__Written exercise__. Repeat the entries below exactly as they appear, with no pictures.

— begin Material for this exercise —

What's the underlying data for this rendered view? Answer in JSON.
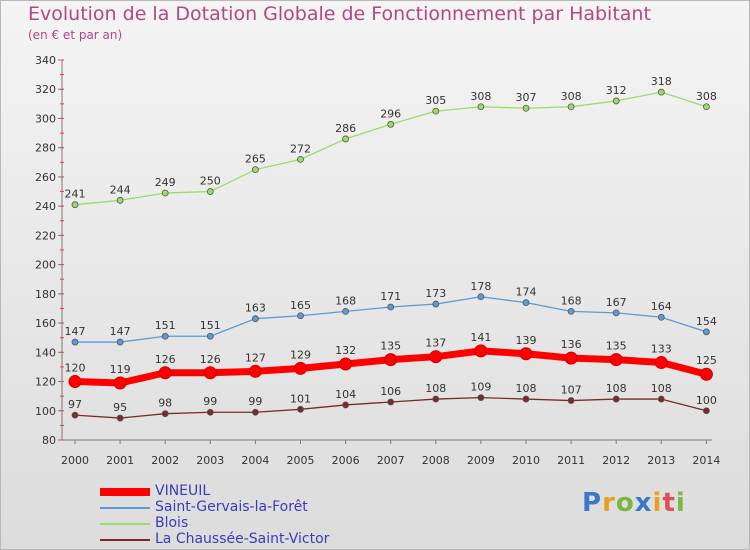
{
  "title": "Evolution de la Dotation Globale de Fonctionnement par Habitant",
  "subtitle": "(en € et par an)",
  "logo": {
    "text": "Proxiti",
    "colors": [
      "#3a78c8",
      "#e8a020",
      "#7cb83c",
      "#3a78c8",
      "#e8a020",
      "#e05050",
      "#7cb83c"
    ]
  },
  "chart_data": {
    "type": "line",
    "title": "Evolution de la Dotation Globale de Fonctionnement par Habitant",
    "subtitle": "(en € et par an)",
    "x": [
      "2000",
      "2001",
      "2002",
      "2003",
      "2004",
      "2005",
      "2006",
      "2007",
      "2008",
      "2009",
      "2010",
      "2011",
      "2012",
      "2013",
      "2014"
    ],
    "ylim": [
      80,
      340
    ],
    "yticks": [
      80,
      100,
      120,
      140,
      160,
      180,
      200,
      220,
      240,
      260,
      280,
      300,
      320,
      340
    ],
    "grid": false,
    "legend_position": "bottom-left",
    "series": [
      {
        "name": "VINEUIL",
        "color": "#ff0000",
        "values": [
          120,
          119,
          126,
          126,
          127,
          129,
          132,
          135,
          137,
          141,
          139,
          136,
          135,
          133,
          125
        ]
      },
      {
        "name": "Saint-Gervais-la-Forêt",
        "color": "#5b9bd5",
        "values": [
          147,
          147,
          151,
          151,
          163,
          165,
          168,
          171,
          173,
          178,
          174,
          168,
          167,
          164,
          154
        ]
      },
      {
        "name": "Blois",
        "color": "#99dd66",
        "values": [
          241,
          244,
          249,
          250,
          265,
          272,
          286,
          296,
          305,
          308,
          307,
          308,
          312,
          318,
          308
        ]
      },
      {
        "name": "La Chaussée-Saint-Victor",
        "color": "#7a2a2a",
        "values": [
          97,
          95,
          98,
          99,
          99,
          101,
          104,
          106,
          108,
          109,
          108,
          107,
          108,
          108,
          100
        ]
      }
    ]
  }
}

— end Material for this exercise —

__Task answer__.
What's the underlying data for this rendered view? Answer in JSON.
{
  "title": "Evolution de la Dotation Globale de Fonctionnement par Habitant",
  "subtitle": "(en € et par an)",
  "logo": {
    "text": "Proxiti",
    "colors": [
      "#3a78c8",
      "#e8a020",
      "#7cb83c",
      "#3a78c8",
      "#e8a020",
      "#e05050",
      "#7cb83c"
    ]
  },
  "chart_data": {
    "type": "line",
    "title": "Evolution de la Dotation Globale de Fonctionnement par Habitant",
    "subtitle": "(en € et par an)",
    "x": [
      "2000",
      "2001",
      "2002",
      "2003",
      "2004",
      "2005",
      "2006",
      "2007",
      "2008",
      "2009",
      "2010",
      "2011",
      "2012",
      "2013",
      "2014"
    ],
    "ylim": [
      80,
      340
    ],
    "yticks": [
      80,
      100,
      120,
      140,
      160,
      180,
      200,
      220,
      240,
      260,
      280,
      300,
      320,
      340
    ],
    "grid": false,
    "legend_position": "bottom-left",
    "series": [
      {
        "name": "VINEUIL",
        "color": "#ff0000",
        "values": [
          120,
          119,
          126,
          126,
          127,
          129,
          132,
          135,
          137,
          141,
          139,
          136,
          135,
          133,
          125
        ]
      },
      {
        "name": "Saint-Gervais-la-Forêt",
        "color": "#5b9bd5",
        "values": [
          147,
          147,
          151,
          151,
          163,
          165,
          168,
          171,
          173,
          178,
          174,
          168,
          167,
          164,
          154
        ]
      },
      {
        "name": "Blois",
        "color": "#99dd66",
        "values": [
          241,
          244,
          249,
          250,
          265,
          272,
          286,
          296,
          305,
          308,
          307,
          308,
          312,
          318,
          308
        ]
      },
      {
        "name": "La Chaussée-Saint-Victor",
        "color": "#7a2a2a",
        "values": [
          97,
          95,
          98,
          99,
          99,
          101,
          104,
          106,
          108,
          109,
          108,
          107,
          108,
          108,
          100
        ]
      }
    ]
  }
}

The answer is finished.